• _Given task_: Using the data below, copy each line that includes the word "Plot".

• _Dataset records_:
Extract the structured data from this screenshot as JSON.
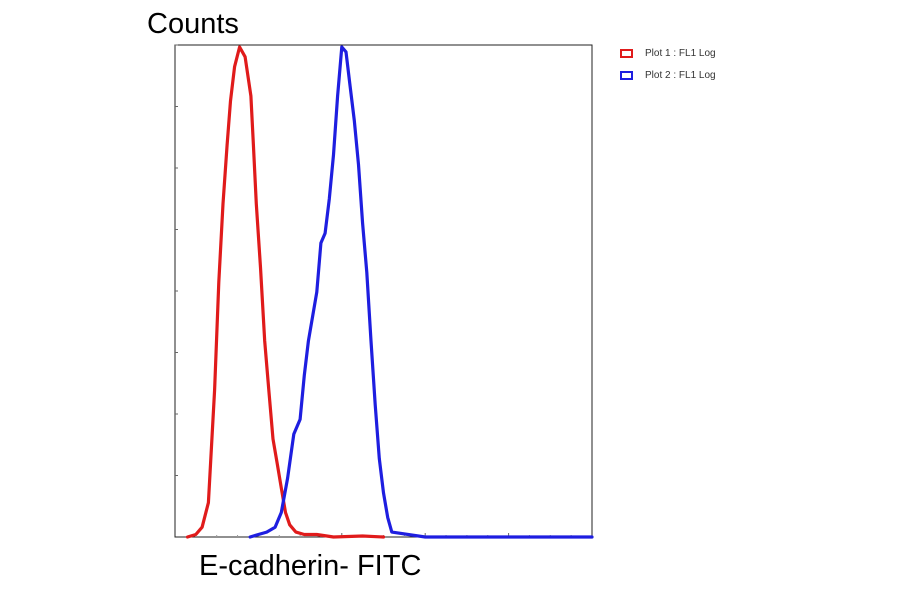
{
  "chart_data": {
    "type": "line",
    "title": "",
    "ylabel": "Counts",
    "xlabel": "E-cadherin- FITC",
    "xlim": [
      0,
      100
    ],
    "ylim": [
      0,
      100
    ],
    "grid": false,
    "legend_position": "top-right",
    "series": [
      {
        "name": "Plot 1 : FL1 Log",
        "color": "#e01b1b",
        "x": [
          3,
          5,
          6.5,
          8,
          9.5,
          10.5,
          11.5,
          12.5,
          13.3,
          14.3,
          15.5,
          16.8,
          18.2,
          18.8,
          19.5,
          20.5,
          21.5,
          22.5,
          23.5,
          24.5,
          25.5,
          26.5,
          27.5,
          29,
          31,
          34,
          38,
          45,
          50
        ],
        "y": [
          0,
          0.5,
          2,
          7,
          30,
          52,
          68,
          80,
          89,
          96,
          100,
          98,
          90,
          80,
          68,
          55,
          40,
          30,
          20,
          15,
          10,
          5,
          2.5,
          1,
          0.5,
          0.5,
          0,
          0.2,
          0
        ]
      },
      {
        "name": "Plot 2 : FL1 Log",
        "color": "#1e1ee0",
        "x": [
          18,
          20,
          22,
          24,
          25.5,
          27,
          28.5,
          30,
          31,
          32,
          33,
          34,
          35,
          36,
          37,
          38,
          39,
          40,
          41,
          42,
          43,
          44,
          45,
          46,
          47,
          48,
          49,
          50,
          51,
          52,
          60,
          70,
          100
        ],
        "y": [
          0,
          0.5,
          1,
          2,
          5,
          12,
          21,
          24,
          33,
          40,
          45,
          50,
          60,
          62,
          69,
          78,
          90,
          100,
          99,
          92,
          85,
          76,
          64,
          54,
          40,
          27,
          16,
          9,
          4,
          1,
          0,
          0,
          0
        ]
      }
    ]
  }
}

• _Finished answer_:
        "name": "Plot 1 : FL1 Log",
        "name": "Plot 2 : FL1 Log",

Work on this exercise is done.